**What to work on:** Pull out each line of the records holding the string "groups".
=== Given entries ===
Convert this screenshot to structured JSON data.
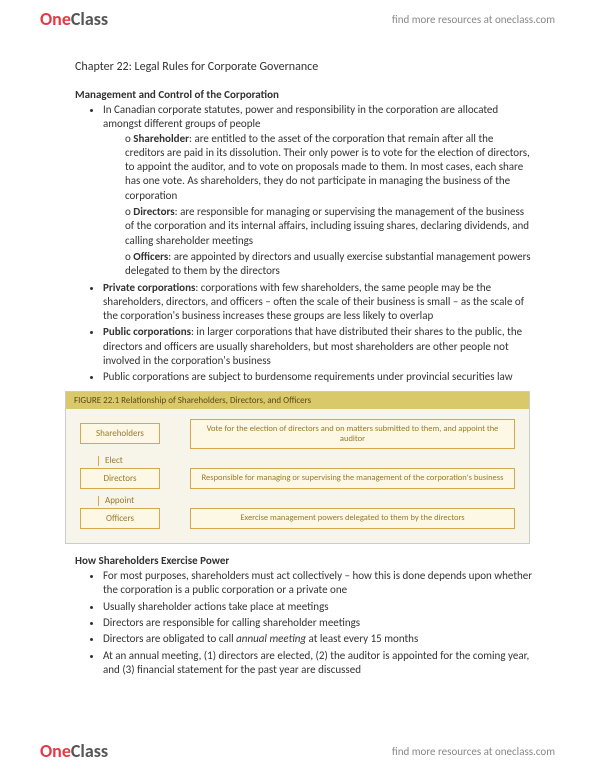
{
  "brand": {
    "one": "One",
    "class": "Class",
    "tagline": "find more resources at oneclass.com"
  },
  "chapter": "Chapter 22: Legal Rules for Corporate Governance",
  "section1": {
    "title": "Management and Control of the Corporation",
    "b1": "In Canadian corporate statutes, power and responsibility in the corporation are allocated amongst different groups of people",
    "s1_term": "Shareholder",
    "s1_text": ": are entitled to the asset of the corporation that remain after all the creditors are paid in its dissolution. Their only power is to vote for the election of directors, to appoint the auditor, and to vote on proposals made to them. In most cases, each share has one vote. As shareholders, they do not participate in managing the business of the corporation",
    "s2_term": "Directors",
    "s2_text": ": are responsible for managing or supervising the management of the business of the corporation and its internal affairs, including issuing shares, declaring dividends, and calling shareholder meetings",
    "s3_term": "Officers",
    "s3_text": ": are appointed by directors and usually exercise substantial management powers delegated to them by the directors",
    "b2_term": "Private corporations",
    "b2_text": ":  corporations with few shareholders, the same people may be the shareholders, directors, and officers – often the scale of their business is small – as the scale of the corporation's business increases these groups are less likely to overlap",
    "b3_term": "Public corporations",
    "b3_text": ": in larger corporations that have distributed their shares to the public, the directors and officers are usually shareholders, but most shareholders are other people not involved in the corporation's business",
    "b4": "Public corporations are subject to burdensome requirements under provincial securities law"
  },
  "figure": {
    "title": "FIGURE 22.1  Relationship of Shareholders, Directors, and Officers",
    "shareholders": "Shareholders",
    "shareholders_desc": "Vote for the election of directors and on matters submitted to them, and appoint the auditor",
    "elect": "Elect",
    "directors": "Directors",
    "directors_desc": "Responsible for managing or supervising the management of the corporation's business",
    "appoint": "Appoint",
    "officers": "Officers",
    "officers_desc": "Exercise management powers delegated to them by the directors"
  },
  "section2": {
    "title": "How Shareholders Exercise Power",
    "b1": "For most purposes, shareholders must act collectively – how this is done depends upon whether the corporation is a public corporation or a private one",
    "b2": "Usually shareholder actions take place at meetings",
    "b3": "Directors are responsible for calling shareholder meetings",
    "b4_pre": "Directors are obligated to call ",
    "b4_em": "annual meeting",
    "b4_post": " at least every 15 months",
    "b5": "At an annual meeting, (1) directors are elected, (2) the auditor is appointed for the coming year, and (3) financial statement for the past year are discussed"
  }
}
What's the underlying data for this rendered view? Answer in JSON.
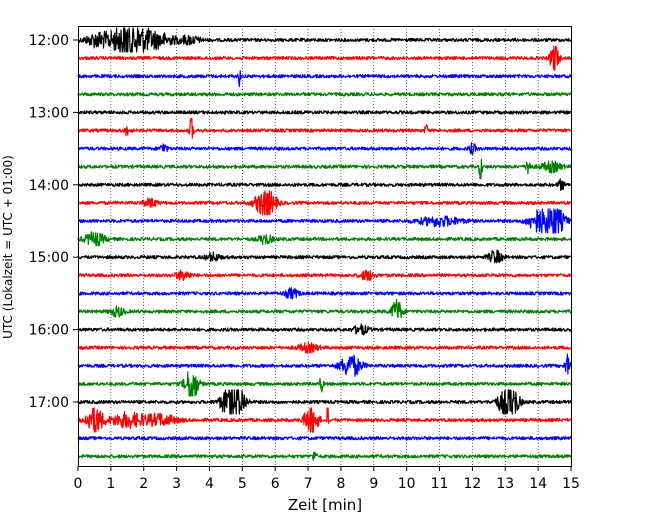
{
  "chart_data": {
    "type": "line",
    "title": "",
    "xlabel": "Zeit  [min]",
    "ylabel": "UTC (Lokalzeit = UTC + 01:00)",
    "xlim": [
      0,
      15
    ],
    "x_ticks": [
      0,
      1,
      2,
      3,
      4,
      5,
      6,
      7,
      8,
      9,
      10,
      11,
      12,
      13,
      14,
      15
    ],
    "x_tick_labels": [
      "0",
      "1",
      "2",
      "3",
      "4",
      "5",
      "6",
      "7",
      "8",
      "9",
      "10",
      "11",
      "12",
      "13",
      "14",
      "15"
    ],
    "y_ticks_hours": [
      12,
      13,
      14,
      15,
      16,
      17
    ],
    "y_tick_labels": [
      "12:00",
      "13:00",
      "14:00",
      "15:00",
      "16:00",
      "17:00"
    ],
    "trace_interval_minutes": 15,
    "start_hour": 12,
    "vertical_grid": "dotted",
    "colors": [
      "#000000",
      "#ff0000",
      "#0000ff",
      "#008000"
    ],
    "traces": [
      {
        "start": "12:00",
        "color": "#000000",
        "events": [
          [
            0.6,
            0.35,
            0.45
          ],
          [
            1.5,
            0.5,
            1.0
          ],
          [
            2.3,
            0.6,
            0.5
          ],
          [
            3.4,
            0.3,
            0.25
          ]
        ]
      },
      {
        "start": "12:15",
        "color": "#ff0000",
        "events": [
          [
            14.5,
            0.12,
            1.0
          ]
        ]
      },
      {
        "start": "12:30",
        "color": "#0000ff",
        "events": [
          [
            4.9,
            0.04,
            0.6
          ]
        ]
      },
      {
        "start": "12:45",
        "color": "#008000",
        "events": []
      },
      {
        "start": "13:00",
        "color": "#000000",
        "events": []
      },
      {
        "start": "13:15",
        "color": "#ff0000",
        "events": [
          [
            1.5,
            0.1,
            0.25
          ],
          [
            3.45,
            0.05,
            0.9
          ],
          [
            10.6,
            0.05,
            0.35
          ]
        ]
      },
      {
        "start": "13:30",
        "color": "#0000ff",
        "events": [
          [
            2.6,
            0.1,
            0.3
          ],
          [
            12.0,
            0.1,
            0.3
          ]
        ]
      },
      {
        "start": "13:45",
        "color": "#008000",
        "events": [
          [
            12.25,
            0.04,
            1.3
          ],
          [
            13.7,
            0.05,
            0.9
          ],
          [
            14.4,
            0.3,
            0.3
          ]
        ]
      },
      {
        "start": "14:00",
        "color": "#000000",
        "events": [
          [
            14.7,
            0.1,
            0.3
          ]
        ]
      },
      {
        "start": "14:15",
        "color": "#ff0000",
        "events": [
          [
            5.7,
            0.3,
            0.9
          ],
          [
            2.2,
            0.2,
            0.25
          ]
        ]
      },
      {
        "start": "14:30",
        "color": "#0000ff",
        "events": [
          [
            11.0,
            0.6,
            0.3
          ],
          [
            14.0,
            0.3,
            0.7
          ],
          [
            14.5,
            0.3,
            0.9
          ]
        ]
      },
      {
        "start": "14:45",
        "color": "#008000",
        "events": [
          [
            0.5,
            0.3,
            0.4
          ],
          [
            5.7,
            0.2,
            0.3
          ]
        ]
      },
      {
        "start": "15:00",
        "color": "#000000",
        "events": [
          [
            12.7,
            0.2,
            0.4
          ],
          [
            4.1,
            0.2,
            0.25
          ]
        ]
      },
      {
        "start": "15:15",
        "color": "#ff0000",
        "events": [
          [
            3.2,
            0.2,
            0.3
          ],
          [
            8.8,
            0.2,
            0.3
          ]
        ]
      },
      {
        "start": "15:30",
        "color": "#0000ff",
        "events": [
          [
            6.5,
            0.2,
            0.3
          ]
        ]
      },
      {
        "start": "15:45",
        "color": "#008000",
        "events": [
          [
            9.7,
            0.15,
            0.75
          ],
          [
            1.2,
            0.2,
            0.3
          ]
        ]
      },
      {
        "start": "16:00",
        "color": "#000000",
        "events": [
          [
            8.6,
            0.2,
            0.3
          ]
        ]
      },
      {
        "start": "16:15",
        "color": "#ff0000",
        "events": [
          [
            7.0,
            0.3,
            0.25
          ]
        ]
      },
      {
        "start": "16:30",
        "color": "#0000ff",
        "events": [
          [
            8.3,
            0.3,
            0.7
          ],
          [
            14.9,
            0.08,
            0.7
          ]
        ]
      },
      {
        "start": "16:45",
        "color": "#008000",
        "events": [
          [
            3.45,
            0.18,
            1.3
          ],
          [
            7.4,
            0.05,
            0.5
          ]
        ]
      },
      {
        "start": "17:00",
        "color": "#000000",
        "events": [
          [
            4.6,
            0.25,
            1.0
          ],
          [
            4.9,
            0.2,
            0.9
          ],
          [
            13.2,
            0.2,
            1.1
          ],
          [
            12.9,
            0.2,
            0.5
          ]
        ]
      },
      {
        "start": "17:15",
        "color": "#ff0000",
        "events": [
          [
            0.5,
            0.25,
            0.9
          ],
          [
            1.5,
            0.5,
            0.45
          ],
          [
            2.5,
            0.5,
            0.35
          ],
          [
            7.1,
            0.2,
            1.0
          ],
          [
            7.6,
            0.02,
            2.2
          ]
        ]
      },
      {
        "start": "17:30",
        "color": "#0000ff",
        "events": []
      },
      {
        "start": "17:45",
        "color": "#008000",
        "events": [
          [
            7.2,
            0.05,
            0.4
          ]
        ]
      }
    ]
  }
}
===
=== Given entries ===
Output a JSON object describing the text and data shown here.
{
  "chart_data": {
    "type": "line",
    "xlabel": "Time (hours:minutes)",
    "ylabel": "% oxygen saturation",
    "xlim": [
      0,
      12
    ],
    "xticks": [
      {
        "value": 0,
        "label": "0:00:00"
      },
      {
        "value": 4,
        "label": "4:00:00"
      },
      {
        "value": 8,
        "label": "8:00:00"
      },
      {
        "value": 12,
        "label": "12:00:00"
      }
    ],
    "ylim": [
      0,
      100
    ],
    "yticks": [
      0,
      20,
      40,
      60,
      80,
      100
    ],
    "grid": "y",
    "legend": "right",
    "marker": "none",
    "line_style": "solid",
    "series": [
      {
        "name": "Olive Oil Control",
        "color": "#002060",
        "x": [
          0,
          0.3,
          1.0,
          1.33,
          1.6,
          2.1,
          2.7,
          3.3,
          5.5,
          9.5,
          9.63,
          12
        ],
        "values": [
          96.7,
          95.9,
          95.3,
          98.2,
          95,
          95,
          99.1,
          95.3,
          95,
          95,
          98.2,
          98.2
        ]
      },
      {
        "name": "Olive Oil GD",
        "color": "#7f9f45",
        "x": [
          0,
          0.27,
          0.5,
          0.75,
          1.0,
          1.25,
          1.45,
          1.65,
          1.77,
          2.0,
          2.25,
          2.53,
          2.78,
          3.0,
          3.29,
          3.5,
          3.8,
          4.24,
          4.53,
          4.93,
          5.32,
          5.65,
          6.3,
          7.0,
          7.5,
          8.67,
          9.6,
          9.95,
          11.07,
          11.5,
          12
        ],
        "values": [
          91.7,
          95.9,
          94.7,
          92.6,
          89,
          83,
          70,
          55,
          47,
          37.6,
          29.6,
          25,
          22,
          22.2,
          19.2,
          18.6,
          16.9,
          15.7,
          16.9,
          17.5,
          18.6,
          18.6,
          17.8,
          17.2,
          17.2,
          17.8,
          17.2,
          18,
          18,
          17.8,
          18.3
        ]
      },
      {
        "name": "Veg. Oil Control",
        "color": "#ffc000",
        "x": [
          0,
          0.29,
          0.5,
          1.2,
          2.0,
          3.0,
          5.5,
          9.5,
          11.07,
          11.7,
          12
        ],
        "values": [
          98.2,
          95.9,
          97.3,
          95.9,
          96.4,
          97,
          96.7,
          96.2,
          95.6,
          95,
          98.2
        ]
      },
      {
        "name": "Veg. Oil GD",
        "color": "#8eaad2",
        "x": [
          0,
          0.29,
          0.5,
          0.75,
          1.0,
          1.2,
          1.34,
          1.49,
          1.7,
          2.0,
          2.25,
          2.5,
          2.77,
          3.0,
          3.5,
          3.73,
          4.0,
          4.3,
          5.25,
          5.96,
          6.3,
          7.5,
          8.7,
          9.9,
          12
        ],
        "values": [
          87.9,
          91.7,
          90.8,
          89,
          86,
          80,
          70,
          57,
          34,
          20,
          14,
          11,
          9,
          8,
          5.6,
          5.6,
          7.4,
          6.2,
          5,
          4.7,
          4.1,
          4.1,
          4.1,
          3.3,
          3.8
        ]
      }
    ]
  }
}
===
=== Given entries ===
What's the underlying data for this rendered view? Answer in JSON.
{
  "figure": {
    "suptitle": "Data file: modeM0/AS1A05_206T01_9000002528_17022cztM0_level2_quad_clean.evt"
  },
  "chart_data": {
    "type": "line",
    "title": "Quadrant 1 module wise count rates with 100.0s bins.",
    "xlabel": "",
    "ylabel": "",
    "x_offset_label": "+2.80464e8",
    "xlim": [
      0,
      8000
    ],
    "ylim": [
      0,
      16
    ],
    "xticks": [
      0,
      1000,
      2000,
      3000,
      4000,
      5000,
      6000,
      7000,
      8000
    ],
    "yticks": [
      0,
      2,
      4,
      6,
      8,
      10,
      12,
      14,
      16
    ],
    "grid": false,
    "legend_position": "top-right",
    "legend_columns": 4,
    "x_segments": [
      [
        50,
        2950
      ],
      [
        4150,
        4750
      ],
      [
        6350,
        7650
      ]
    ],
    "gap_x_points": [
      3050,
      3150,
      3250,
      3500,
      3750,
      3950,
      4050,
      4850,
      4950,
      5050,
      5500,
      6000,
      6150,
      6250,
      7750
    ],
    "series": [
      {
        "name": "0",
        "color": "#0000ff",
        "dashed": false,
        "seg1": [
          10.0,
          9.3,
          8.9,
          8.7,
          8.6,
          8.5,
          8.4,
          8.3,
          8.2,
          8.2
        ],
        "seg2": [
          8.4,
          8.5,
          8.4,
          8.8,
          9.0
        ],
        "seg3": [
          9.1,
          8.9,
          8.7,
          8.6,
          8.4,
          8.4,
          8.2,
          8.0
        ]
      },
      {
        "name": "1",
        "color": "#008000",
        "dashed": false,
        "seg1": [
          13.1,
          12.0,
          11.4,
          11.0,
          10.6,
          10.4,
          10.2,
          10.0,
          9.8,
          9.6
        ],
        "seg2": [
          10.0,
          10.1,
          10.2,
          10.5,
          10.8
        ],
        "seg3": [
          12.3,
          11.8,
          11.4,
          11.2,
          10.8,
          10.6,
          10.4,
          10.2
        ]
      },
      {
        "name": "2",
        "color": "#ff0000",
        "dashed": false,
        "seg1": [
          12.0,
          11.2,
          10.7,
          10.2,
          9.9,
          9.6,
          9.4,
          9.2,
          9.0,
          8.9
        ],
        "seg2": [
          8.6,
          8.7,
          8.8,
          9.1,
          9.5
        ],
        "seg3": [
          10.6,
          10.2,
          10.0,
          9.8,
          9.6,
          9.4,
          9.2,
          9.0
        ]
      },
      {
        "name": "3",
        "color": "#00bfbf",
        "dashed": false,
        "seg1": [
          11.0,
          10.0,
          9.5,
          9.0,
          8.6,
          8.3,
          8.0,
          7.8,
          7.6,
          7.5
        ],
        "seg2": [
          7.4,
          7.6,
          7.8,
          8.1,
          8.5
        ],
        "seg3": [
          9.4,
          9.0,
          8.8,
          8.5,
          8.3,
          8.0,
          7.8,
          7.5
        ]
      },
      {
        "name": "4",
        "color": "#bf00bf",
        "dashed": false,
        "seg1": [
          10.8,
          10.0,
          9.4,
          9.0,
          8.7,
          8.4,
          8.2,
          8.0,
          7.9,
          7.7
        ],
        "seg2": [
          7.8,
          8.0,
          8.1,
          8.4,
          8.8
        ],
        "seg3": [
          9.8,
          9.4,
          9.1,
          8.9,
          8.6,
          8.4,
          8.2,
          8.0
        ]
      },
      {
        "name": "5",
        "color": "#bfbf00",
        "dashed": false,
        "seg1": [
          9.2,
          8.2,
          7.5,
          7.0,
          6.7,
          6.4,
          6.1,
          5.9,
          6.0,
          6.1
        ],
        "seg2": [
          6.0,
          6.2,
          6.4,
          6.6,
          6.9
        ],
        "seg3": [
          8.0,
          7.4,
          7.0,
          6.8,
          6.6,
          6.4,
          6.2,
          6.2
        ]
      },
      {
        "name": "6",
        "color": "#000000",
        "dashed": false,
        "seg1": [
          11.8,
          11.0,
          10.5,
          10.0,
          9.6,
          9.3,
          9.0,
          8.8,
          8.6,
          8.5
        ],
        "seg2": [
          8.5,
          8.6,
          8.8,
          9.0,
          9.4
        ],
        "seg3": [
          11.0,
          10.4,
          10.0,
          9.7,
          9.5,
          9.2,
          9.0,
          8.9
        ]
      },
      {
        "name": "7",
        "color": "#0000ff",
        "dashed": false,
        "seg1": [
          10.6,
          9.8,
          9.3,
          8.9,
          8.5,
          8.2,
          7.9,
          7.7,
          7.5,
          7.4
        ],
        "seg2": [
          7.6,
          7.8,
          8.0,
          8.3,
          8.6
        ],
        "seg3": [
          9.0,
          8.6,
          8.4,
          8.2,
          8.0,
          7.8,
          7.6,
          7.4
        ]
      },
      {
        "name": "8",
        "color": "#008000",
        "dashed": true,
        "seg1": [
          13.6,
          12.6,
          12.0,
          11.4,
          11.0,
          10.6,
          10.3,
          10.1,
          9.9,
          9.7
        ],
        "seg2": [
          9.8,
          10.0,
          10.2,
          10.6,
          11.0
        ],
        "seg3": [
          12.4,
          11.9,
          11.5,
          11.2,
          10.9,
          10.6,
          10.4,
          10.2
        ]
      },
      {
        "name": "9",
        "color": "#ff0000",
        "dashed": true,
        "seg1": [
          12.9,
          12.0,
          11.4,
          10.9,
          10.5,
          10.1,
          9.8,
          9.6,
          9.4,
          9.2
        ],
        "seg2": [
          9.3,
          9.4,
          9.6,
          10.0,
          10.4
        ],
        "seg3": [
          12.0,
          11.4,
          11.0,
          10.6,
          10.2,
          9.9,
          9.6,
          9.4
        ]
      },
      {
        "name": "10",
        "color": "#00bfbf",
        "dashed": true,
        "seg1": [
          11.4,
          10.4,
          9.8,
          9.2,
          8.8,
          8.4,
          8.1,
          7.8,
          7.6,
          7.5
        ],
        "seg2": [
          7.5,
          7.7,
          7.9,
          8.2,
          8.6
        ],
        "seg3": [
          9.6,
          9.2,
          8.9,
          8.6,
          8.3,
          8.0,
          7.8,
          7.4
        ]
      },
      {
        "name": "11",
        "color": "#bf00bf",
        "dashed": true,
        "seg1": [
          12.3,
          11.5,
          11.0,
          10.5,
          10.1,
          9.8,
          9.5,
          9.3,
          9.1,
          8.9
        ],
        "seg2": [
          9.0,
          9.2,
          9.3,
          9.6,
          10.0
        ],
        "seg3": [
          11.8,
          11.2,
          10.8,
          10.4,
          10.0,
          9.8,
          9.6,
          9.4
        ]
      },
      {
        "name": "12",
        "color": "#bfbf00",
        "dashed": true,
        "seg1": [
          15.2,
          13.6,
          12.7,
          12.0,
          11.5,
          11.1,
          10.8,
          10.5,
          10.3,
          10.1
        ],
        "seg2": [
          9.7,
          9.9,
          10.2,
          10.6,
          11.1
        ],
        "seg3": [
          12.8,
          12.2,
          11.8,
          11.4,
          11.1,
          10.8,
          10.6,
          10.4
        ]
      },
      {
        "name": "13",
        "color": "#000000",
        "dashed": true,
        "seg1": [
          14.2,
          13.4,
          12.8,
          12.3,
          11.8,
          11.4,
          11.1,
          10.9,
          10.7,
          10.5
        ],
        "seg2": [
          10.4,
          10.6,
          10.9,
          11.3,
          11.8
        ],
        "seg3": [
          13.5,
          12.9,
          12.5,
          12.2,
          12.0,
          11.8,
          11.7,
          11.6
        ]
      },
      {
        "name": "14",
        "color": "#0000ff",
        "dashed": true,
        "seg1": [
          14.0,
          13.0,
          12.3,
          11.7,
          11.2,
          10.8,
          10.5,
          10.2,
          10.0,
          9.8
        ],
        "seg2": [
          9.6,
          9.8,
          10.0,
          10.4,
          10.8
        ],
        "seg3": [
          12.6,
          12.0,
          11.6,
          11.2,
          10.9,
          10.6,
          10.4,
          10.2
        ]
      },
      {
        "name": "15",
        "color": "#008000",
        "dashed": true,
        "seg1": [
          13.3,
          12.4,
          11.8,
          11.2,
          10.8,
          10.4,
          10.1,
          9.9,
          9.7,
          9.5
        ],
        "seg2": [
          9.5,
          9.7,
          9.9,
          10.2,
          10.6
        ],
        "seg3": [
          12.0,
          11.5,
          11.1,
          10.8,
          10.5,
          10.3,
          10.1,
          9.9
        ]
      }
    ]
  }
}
===
**Reply to the task:**
    "b1": "In Canadian corporate statutes, power and responsibility in the corporation are allocated amongst different groups of people",
    "b2_text": ":  corporations with few shareholders, the same people may be the shareholders, directors, and officers – often the scale of their business is small – as the scale of the corporation's business increases these groups are less likely to overlap",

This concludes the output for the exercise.